++++ Data records

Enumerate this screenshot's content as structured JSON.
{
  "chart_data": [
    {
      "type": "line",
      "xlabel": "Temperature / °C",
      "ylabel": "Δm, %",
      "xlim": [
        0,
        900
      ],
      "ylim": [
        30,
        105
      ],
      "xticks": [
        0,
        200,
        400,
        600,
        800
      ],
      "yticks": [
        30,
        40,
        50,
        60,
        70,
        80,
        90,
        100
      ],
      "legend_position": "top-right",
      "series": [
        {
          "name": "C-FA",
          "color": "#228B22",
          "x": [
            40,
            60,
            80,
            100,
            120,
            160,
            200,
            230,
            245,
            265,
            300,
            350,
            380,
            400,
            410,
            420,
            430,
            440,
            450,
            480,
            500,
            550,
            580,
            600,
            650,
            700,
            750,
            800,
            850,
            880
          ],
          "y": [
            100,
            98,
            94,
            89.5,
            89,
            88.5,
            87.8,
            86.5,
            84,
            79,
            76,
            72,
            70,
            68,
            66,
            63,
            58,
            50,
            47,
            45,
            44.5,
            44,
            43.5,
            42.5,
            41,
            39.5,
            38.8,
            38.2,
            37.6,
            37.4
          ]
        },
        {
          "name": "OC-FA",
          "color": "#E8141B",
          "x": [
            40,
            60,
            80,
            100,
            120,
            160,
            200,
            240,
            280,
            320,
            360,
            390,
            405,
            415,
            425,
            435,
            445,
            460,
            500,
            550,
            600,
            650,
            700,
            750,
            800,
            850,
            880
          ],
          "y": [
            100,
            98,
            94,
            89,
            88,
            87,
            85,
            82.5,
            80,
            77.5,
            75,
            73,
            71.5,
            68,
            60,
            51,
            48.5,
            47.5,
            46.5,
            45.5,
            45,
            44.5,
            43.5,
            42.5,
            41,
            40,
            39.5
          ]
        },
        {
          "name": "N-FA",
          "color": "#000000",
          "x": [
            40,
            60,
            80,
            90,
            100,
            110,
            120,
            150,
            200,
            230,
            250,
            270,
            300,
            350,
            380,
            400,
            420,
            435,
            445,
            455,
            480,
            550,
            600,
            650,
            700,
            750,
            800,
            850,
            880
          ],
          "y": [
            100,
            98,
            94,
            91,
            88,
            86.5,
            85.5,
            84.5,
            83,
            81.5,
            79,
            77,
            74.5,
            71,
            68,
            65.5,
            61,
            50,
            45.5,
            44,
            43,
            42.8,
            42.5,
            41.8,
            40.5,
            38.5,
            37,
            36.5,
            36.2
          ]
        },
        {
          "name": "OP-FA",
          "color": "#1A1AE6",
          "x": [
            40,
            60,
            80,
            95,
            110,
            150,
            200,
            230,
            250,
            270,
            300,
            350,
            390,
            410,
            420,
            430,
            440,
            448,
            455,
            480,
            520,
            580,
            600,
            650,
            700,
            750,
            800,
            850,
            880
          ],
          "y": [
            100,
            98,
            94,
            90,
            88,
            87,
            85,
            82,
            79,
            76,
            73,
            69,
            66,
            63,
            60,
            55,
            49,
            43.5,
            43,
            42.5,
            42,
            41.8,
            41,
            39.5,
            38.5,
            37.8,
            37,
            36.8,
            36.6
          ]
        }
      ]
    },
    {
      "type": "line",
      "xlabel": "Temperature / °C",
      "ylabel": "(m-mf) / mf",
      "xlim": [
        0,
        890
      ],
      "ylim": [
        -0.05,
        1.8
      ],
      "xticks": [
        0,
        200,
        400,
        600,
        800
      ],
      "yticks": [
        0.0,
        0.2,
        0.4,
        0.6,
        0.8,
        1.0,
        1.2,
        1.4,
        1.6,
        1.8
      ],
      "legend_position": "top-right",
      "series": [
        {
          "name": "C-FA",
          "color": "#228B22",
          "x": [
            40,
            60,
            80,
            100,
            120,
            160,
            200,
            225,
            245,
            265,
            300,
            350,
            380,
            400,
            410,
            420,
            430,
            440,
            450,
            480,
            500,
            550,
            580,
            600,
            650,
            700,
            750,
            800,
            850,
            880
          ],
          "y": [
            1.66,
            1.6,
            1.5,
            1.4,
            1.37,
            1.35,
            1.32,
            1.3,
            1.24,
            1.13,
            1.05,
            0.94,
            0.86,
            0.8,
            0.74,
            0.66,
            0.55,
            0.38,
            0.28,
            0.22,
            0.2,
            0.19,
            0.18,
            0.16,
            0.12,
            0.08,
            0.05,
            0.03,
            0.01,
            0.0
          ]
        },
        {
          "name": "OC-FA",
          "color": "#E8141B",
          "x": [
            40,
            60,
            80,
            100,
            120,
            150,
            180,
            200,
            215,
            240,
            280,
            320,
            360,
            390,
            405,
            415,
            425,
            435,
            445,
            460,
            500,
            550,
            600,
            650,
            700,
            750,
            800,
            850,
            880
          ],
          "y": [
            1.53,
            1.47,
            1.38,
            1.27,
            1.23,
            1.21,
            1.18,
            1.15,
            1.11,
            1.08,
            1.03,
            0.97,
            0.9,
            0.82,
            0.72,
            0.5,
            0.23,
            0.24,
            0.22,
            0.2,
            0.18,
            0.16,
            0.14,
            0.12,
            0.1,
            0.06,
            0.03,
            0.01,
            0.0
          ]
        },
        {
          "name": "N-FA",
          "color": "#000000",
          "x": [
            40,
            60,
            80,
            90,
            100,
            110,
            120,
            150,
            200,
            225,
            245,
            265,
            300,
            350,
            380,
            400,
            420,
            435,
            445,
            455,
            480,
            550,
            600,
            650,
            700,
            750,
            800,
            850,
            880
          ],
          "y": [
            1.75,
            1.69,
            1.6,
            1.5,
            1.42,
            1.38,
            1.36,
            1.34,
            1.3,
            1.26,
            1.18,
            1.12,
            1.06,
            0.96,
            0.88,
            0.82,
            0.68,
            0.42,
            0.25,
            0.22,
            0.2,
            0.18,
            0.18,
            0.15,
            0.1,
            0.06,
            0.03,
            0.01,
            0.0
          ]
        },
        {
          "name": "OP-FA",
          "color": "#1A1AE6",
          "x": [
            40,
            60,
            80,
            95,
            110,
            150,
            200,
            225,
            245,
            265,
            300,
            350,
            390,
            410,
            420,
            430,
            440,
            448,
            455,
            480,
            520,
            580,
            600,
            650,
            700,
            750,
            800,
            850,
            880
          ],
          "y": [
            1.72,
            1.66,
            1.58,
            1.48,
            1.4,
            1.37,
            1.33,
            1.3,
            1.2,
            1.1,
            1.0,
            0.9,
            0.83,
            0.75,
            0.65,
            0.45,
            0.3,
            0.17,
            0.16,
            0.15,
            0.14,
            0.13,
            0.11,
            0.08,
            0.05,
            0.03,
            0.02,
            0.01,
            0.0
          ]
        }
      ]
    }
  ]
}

++++++++

What the exercise asks: Every record above should be output exactly.

Task result:
Enumerate this screenshot's content as structured JSON.
{
  "chart_data": [
    {
      "type": "line",
      "xlabel": "Temperature / °C",
      "ylabel": "Δm, %",
      "xlim": [
        0,
        900
      ],
      "ylim": [
        30,
        105
      ],
      "xticks": [
        0,
        200,
        400,
        600,
        800
      ],
      "yticks": [
        30,
        40,
        50,
        60,
        70,
        80,
        90,
        100
      ],
      "legend_position": "top-right",
      "series": [
        {
          "name": "C-FA",
          "color": "#228B22",
          "x": [
            40,
            60,
            80,
            100,
            120,
            160,
            200,
            230,
            245,
            265,
            300,
            350,
            380,
            400,
            410,
            420,
            430,
            440,
            450,
            480,
            500,
            550,
            580,
            600,
            650,
            700,
            750,
            800,
            850,
            880
          ],
          "y": [
            100,
            98,
            94,
            89.5,
            89,
            88.5,
            87.8,
            86.5,
            84,
            79,
            76,
            72,
            70,
            68,
            66,
            63,
            58,
            50,
            47,
            45,
            44.5,
            44,
            43.5,
            42.5,
            41,
            39.5,
            38.8,
            38.2,
            37.6,
            37.4
          ]
        },
        {
          "name": "OC-FA",
          "color": "#E8141B",
          "x": [
            40,
            60,
            80,
            100,
            120,
            160,
            200,
            240,
            280,
            320,
            360,
            390,
            405,
            415,
            425,
            435,
            445,
            460,
            500,
            550,
            600,
            650,
            700,
            750,
            800,
            850,
            880
          ],
          "y": [
            100,
            98,
            94,
            89,
            88,
            87,
            85,
            82.5,
            80,
            77.5,
            75,
            73,
            71.5,
            68,
            60,
            51,
            48.5,
            47.5,
            46.5,
            45.5,
            45,
            44.5,
            43.5,
            42.5,
            41,
            40,
            39.5
          ]
        },
        {
          "name": "N-FA",
          "color": "#000000",
          "x": [
            40,
            60,
            80,
            90,
            100,
            110,
            120,
            150,
            200,
            230,
            250,
            270,
            300,
            350,
            380,
            400,
            420,
            435,
            445,
            455,
            480,
            550,
            600,
            650,
            700,
            750,
            800,
            850,
            880
          ],
          "y": [
            100,
            98,
            94,
            91,
            88,
            86.5,
            85.5,
            84.5,
            83,
            81.5,
            79,
            77,
            74.5,
            71,
            68,
            65.5,
            61,
            50,
            45.5,
            44,
            43,
            42.8,
            42.5,
            41.8,
            40.5,
            38.5,
            37,
            36.5,
            36.2
          ]
        },
        {
          "name": "OP-FA",
          "color": "#1A1AE6",
          "x": [
            40,
            60,
            80,
            95,
            110,
            150,
            200,
            230,
            250,
            270,
            300,
            350,
            390,
            410,
            420,
            430,
            440,
            448,
            455,
            480,
            520,
            580,
            600,
            650,
            700,
            750,
            800,
            850,
            880
          ],
          "y": [
            100,
            98,
            94,
            90,
            88,
            87,
            85,
            82,
            79,
            76,
            73,
            69,
            66,
            63,
            60,
            55,
            49,
            43.5,
            43,
            42.5,
            42,
            41.8,
            41,
            39.5,
            38.5,
            37.8,
            37,
            36.8,
            36.6
          ]
        }
      ]
    },
    {
      "type": "line",
      "xlabel": "Temperature / °C",
      "ylabel": "(m-mf) / mf",
      "xlim": [
        0,
        890
      ],
      "ylim": [
        -0.05,
        1.8
      ],
      "xticks": [
        0,
        200,
        400,
        600,
        800
      ],
      "yticks": [
        0.0,
        0.2,
        0.4,
        0.6,
        0.8,
        1.0,
        1.2,
        1.4,
        1.6,
        1.8
      ],
      "legend_position": "top-right",
      "series": [
        {
          "name": "C-FA",
          "color": "#228B22",
          "x": [
            40,
            60,
            80,
            100,
            120,
            160,
            200,
            225,
            245,
            265,
            300,
            350,
            380,
            400,
            410,
            420,
            430,
            440,
            450,
            480,
            500,
            550,
            580,
            600,
            650,
            700,
            750,
            800,
            850,
            880
          ],
          "y": [
            1.66,
            1.6,
            1.5,
            1.4,
            1.37,
            1.35,
            1.32,
            1.3,
            1.24,
            1.13,
            1.05,
            0.94,
            0.86,
            0.8,
            0.74,
            0.66,
            0.55,
            0.38,
            0.28,
            0.22,
            0.2,
            0.19,
            0.18,
            0.16,
            0.12,
            0.08,
            0.05,
            0.03,
            0.01,
            0.0
          ]
        },
        {
          "name": "OC-FA",
          "color": "#E8141B",
          "x": [
            40,
            60,
            80,
            100,
            120,
            150,
            180,
            200,
            215,
            240,
            280,
            320,
            360,
            390,
            405,
            415,
            425,
            435,
            445,
            460,
            500,
            550,
            600,
            650,
            700,
            750,
            800,
            850,
            880
          ],
          "y": [
            1.53,
            1.47,
            1.38,
            1.27,
            1.23,
            1.21,
            1.18,
            1.15,
            1.11,
            1.08,
            1.03,
            0.97,
            0.9,
            0.82,
            0.72,
            0.5,
            0.23,
            0.24,
            0.22,
            0.2,
            0.18,
            0.16,
            0.14,
            0.12,
            0.1,
            0.06,
            0.03,
            0.01,
            0.0
          ]
        },
        {
          "name": "N-FA",
          "color": "#000000",
          "x": [
            40,
            60,
            80,
            90,
            100,
            110,
            120,
            150,
            200,
            225,
            245,
            265,
            300,
            350,
            380,
            400,
            420,
            435,
            445,
            455,
            480,
            550,
            600,
            650,
            700,
            750,
            800,
            850,
            880
          ],
          "y": [
            1.75,
            1.69,
            1.6,
            1.5,
            1.42,
            1.38,
            1.36,
            1.34,
            1.3,
            1.26,
            1.18,
            1.12,
            1.06,
            0.96,
            0.88,
            0.82,
            0.68,
            0.42,
            0.25,
            0.22,
            0.2,
            0.18,
            0.18,
            0.15,
            0.1,
            0.06,
            0.03,
            0.01,
            0.0
          ]
        },
        {
          "name": "OP-FA",
          "color": "#1A1AE6",
          "x": [
            40,
            60,
            80,
            95,
            110,
            150,
            200,
            225,
            245,
            265,
            300,
            350,
            390,
            410,
            420,
            430,
            440,
            448,
            455,
            480,
            520,
            580,
            600,
            650,
            700,
            750,
            800,
            850,
            880
          ],
          "y": [
            1.72,
            1.66,
            1.58,
            1.48,
            1.4,
            1.37,
            1.33,
            1.3,
            1.2,
            1.1,
            1.0,
            0.9,
            0.83,
            0.75,
            0.65,
            0.45,
            0.3,
            0.17,
            0.16,
            0.15,
            0.14,
            0.13,
            0.11,
            0.08,
            0.05,
            0.03,
            0.02,
            0.01,
            0.0
          ]
        }
      ]
    }
  ]
}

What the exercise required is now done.